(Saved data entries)
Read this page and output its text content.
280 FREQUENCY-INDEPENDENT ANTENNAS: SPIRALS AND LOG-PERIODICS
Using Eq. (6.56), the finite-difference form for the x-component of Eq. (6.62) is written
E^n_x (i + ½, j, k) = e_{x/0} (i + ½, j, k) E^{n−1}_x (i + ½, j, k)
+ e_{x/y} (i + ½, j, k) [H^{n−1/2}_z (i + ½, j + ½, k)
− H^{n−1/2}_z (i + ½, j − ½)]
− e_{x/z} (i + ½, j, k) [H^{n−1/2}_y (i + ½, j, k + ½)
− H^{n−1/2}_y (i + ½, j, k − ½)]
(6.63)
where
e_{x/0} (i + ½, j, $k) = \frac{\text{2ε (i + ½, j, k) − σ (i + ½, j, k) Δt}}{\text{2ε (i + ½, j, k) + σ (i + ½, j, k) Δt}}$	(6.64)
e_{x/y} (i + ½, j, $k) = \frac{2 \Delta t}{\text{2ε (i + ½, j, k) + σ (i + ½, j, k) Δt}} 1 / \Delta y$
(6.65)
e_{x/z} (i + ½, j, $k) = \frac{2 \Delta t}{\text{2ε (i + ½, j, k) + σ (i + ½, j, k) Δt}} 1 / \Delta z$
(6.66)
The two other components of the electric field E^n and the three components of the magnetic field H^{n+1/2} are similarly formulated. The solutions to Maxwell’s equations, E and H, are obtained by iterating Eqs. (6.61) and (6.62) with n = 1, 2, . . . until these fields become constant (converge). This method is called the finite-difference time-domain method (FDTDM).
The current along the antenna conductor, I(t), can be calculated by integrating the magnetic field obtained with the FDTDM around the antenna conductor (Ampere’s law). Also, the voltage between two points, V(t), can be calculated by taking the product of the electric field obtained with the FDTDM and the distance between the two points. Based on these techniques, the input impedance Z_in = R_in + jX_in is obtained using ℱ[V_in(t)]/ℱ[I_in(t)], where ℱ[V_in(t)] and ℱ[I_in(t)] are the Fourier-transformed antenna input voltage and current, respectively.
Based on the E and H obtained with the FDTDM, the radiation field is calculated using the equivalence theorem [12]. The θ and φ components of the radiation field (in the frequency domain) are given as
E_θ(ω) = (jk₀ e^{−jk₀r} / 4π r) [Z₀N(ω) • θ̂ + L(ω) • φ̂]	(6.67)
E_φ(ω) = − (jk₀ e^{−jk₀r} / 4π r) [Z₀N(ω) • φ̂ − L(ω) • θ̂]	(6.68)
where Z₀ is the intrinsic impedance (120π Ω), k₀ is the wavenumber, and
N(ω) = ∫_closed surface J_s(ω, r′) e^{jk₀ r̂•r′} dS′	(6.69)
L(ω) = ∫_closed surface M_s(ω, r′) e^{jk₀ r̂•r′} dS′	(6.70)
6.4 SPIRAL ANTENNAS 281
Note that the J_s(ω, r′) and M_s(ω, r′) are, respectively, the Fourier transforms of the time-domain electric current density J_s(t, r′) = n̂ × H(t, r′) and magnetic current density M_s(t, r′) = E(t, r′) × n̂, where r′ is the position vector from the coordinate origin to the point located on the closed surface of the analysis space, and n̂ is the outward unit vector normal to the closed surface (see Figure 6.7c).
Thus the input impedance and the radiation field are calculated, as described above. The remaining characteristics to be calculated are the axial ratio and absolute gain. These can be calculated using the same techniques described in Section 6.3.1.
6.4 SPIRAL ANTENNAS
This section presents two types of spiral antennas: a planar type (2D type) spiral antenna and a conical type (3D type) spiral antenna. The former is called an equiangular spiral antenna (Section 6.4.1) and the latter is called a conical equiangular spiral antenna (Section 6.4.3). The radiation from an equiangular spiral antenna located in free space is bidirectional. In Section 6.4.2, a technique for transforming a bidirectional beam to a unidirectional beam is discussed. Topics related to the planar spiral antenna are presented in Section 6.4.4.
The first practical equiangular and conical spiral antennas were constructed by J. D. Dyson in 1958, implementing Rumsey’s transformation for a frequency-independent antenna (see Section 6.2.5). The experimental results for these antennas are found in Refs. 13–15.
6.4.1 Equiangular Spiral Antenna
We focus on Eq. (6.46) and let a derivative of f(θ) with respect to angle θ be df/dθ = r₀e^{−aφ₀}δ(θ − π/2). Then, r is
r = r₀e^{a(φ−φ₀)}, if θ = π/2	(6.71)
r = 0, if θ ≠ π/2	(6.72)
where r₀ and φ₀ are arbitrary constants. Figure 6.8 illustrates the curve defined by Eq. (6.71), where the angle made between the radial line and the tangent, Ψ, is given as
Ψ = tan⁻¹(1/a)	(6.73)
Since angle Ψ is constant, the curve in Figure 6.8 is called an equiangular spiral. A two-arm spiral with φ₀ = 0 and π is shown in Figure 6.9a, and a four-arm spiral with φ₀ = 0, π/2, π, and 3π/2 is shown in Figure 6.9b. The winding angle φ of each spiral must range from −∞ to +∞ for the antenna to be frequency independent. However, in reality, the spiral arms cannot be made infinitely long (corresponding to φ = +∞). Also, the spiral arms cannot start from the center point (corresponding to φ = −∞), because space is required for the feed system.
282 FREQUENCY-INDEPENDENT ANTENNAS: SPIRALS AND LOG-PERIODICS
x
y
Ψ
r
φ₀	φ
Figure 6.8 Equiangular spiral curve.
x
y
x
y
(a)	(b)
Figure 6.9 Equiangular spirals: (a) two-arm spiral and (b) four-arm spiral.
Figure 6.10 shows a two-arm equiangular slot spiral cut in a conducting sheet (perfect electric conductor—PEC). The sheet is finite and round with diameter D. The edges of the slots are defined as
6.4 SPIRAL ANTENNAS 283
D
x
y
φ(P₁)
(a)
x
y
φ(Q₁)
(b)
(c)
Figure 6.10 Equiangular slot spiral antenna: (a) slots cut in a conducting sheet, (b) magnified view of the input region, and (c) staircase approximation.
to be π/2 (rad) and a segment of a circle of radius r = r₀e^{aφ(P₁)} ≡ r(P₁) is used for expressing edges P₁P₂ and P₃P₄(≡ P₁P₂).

• _WORK TO BE COMPLETED_:
Transcribe each record exactly. Leave nothing out.

• _COMPLETED TASK_:
Read this page and output its text content.
280 FREQUENCY-INDEPENDENT ANTENNAS: SPIRALS AND LOG-PERIODICS
Using Eq. (6.56), the finite-difference form for the x-component of Eq. (6.62) is written
E^n_x (i + ½, j, k) = e_{x/0} (i + ½, j, k) E^{n−1}_x (i + ½, j, k)
+ e_{x/y} (i + ½, j, k) [H^{n−1/2}_z (i + ½, j + ½, k)
− H^{n−1/2}_z (i + ½, j − ½)]
− e_{x/z} (i + ½, j, k) [H^{n−1/2}_y (i + ½, j, k + ½)
− H^{n−1/2}_y (i + ½, j, k − ½)]
(6.63)
where
e_{x/0} (i + ½, j, $k) = \frac{\text{2ε (i + ½, j, k) − σ (i + ½, j, k) Δt}}{\text{2ε (i + ½, j, k) + σ (i + ½, j, k) Δt}}$	(6.64)
e_{x/y} (i + ½, j, $k) = \frac{2 \Delta t}{\text{2ε (i + ½, j, k) + σ (i + ½, j, k) Δt}} 1 / \Delta y$
(6.65)
e_{x/z} (i + ½, j, $k) = \frac{2 \Delta t}{\text{2ε (i + ½, j, k) + σ (i + ½, j, k) Δt}} 1 / \Delta z$
(6.66)
The two other components of the electric field E^n and the three components of the magnetic field H^{n+1/2} are similarly formulated. The solutions to Maxwell’s equations, E and H, are obtained by iterating Eqs. (6.61) and (6.62) with n = 1, 2, . . . until these fields become constant (converge). This method is called the finite-difference time-domain method (FDTDM).
The current along the antenna conductor, I(t), can be calculated by integrating the magnetic field obtained with the FDTDM around the antenna conductor (Ampere’s law). Also, the voltage between two points, V(t), can be calculated by taking the product of the electric field obtained with the FDTDM and the distance between the two points. Based on these techniques, the input impedance Z_in = R_in + jX_in is obtained using ℱ[V_in(t)]/ℱ[I_in(t)], where ℱ[V_in(t)] and ℱ[I_in(t)] are the Fourier-transformed antenna input voltage and current, respectively.
Based on the E and H obtained with the FDTDM, the radiation field is calculated using the equivalence theorem [12]. The θ and φ components of the radiation field (in the frequency domain) are given as
E_θ(ω) = (jk₀ e^{−jk₀r} / 4π r) [Z₀N(ω) • θ̂ + L(ω) • φ̂]	(6.67)
E_φ(ω) = − (jk₀ e^{−jk₀r} / 4π r) [Z₀N(ω) • φ̂ − L(ω) • θ̂]	(6.68)
where Z₀ is the intrinsic impedance (120π Ω), k₀ is the wavenumber, and
N(ω) = ∫_closed surface J_s(ω, r′) e^{jk₀ r̂•r′} dS′	(6.69)
L(ω) = ∫_closed surface M_s(ω, r′) e^{jk₀ r̂•r′} dS′	(6.70)
6.4 SPIRAL ANTENNAS 281
Note that the J_s(ω, r′) and M_s(ω, r′) are, respectively, the Fourier transforms of the time-domain electric current density J_s(t, r′) = n̂ × H(t, r′) and magnetic current density M_s(t, r′) = E(t, r′) × n̂, where r′ is the position vector from the coordinate origin to the point located on the closed surface of the analysis space, and n̂ is the outward unit vector normal to the closed surface (see Figure 6.7c).
Thus the input impedance and the radiation field are calculated, as described above. The remaining characteristics to be calculated are the axial ratio and absolute gain. These can be calculated using the same techniques described in Section 6.3.1.
6.4 SPIRAL ANTENNAS
This section presents two types of spiral antennas: a planar type (2D type) spiral antenna and a conical type (3D type) spiral antenna. The former is called an equiangular spiral antenna (Section 6.4.1) and the latter is called a conical equiangular spiral antenna (Section 6.4.3). The radiation from an equiangular spiral antenna located in free space is bidirectional. In Section 6.4.2, a technique for transforming a bidirectional beam to a unidirectional beam is discussed. Topics related to the planar spiral antenna are presented in Section 6.4.4.
The first practical equiangular and conical spiral antennas were constructed by J. D. Dyson in 1958, implementing Rumsey’s transformation for a frequency-independent antenna (see Section 6.2.5). The experimental results for these antennas are found in Refs. 13–15.
6.4.1 Equiangular Spiral Antenna
We focus on Eq. (6.46) and let a derivative of f(θ) with respect to angle θ be df/dθ = r₀e^{−aφ₀}δ(θ − π/2). Then, r is
r = r₀e^{a(φ−φ₀)}, if θ = π/2	(6.71)
r = 0, if θ ≠ π/2	(6.72)
where r₀ and φ₀ are arbitrary constants. Figure 6.8 illustrates the curve defined by Eq. (6.71), where the angle made between the radial line and the tangent, Ψ, is given as
Ψ = tan⁻¹(1/a)	(6.73)
Since angle Ψ is constant, the curve in Figure 6.8 is called an equiangular spiral. A two-arm spiral with φ₀ = 0 and π is shown in Figure 6.9a, and a four-arm spiral with φ₀ = 0, π/2, π, and 3π/2 is shown in Figure 6.9b. The winding angle φ of each spiral must range from −∞ to +∞ for the antenna to be frequency independent. However, in reality, the spiral arms cannot be made infinitely long (corresponding to φ = +∞). Also, the spiral arms cannot start from the center point (corresponding to φ = −∞), because space is required for the feed system.
282 FREQUENCY-INDEPENDENT ANTENNAS: SPIRALS AND LOG-PERIODICS
x
y
Ψ
r
φ₀	φ
Figure 6.8 Equiangular spiral curve.
x
y
x
y
(a)	(b)
Figure 6.9 Equiangular spirals: (a) two-arm spiral and (b) four-arm spiral.
Figure 6.10 shows a two-arm equiangular slot spiral cut in a conducting sheet (perfect electric conductor—PEC). The sheet is finite and round with diameter D. The edges of the slots are defined as
6.4 SPIRAL ANTENNAS 283
D
x
y
φ(P₁)
(a)
x
y
φ(Q₁)
(b)
(c)
Figure 6.10 Equiangular slot spiral antenna: (a) slots cut in a conducting sheet, (b) magnified view of the input region, and (c) staircase approximation.
to be π/2 (rad) and a segment of a circle of radius r = r₀e^{aφ(P₁)} ≡ r(P₁) is used for expressing edges P₁P₂ and P₃P₄(≡ P₁P₂).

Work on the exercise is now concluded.